Beyond this, Dr. Huang also urges that his transfer violated his substantive due process right to continued employment in BAE free from arbitrary state action.9 Even assuming, arguendo, that Dr. Huang’s position as a BAE professor is a right subject to substantive review under the Due Process Clause,10 this claim fails. As the Supreme Court noted:
When judges are asked to review the substance of a genuinely academic decision, such as this one, they should show great respect for the faculty’s professional judgment. Plainly, they may not override it unless it is such a substantial departure from accepted norms as to demonstrate that the person or committee responsible did not actually exercise professional judgment.

- _INFORMATION GIVEN_:
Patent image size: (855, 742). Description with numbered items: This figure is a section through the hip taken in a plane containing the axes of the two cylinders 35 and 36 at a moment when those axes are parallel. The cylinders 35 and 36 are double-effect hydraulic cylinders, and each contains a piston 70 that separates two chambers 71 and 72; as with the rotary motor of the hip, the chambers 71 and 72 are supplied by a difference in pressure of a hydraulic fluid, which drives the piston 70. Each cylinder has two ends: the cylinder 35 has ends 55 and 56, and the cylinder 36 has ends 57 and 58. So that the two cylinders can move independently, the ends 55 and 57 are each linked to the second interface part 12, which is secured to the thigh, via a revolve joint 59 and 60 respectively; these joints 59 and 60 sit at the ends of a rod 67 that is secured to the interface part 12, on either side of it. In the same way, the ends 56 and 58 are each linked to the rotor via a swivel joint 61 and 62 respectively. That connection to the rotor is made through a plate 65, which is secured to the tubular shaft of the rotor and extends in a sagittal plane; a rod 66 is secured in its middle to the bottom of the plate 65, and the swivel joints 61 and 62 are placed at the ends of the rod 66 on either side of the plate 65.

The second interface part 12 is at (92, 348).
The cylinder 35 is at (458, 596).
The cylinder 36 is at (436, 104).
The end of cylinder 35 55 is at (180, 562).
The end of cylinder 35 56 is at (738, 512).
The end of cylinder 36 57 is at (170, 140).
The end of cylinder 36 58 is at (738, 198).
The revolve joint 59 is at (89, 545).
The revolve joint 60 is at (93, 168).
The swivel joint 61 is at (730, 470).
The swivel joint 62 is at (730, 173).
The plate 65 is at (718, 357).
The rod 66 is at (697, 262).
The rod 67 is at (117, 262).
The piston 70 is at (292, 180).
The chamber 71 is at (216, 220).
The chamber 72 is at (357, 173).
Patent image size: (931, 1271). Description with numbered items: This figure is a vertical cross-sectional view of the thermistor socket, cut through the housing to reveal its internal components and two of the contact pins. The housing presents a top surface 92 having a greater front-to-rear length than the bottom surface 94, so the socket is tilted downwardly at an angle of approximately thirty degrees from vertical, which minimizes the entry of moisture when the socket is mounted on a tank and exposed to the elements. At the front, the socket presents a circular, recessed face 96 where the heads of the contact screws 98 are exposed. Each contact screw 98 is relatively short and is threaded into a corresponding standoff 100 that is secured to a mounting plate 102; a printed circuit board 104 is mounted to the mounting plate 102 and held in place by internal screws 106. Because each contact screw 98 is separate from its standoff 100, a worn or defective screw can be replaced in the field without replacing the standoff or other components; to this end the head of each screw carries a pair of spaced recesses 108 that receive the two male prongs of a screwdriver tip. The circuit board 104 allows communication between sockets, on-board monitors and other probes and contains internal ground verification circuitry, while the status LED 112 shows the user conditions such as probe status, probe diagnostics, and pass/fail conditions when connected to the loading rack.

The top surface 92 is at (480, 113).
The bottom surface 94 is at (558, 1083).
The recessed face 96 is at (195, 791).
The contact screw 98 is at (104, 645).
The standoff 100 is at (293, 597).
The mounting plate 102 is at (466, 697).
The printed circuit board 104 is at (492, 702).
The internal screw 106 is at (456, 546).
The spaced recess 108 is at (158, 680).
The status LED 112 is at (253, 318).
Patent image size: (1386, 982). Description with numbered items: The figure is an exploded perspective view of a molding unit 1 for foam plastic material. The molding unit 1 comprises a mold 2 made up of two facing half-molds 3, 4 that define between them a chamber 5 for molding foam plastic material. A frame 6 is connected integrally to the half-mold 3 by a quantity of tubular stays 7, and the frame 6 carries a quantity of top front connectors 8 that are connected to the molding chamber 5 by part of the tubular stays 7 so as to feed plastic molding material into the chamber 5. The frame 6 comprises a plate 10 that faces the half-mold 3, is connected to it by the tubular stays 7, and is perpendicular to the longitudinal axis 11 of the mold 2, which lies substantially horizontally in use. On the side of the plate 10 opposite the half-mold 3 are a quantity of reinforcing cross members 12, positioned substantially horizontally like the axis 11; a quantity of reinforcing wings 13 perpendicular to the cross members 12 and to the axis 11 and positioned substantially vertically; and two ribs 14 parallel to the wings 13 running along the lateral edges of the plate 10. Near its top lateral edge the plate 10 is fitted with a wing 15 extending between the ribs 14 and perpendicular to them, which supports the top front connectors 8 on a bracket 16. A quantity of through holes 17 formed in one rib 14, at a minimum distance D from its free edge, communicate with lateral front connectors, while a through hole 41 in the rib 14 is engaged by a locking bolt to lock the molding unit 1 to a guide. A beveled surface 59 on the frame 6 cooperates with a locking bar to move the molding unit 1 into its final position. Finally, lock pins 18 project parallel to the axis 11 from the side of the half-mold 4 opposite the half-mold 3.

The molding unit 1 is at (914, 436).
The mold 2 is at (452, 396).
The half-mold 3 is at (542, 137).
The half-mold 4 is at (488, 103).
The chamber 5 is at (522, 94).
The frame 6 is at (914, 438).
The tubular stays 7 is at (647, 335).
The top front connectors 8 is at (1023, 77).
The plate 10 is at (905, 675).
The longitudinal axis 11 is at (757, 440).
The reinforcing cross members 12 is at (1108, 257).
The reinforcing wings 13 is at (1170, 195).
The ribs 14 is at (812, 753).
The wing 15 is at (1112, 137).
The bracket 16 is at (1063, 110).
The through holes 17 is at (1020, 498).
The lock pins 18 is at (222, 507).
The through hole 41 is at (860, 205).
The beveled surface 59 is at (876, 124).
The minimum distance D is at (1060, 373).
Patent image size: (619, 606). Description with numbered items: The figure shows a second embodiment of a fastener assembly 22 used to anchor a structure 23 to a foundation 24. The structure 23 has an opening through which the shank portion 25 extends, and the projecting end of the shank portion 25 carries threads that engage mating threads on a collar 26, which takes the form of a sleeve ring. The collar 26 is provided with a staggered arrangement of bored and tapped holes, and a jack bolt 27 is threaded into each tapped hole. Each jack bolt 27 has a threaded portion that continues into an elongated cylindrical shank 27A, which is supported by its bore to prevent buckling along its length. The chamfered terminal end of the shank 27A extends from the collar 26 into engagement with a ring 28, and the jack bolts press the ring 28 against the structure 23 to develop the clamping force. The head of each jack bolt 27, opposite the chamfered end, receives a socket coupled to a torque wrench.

- _WHAT YOU NEED TO DO_: Rewrite the portion of the excerpt on Dr. Huang's due process claim starting with "Beyond this, Dr." and going on through "exercise professional judgment.", switching "professional judgment" to "academic judgment" at each occurrence.

- _SOLUTION_:
Beyond this, Dr. Huang also urges that his transfer violated his substantive due process right to continued employment in BAE free from arbitrary state action.9 Even assuming, arguendo, that Dr. Huang’s position as a BAE professor is a right subject to substantive review under the Due Process Clause,10 this claim fails. As the Supreme Court noted:
When judges are asked to review the substance of a genuinely academic decision, such as this one, they should show great respect for the faculty’s academic judgment. Plainly, they may not override it unless it is such a substantial departure from accepted norms as to demonstrate that the person or committee responsible did not actually exercise academic judgment.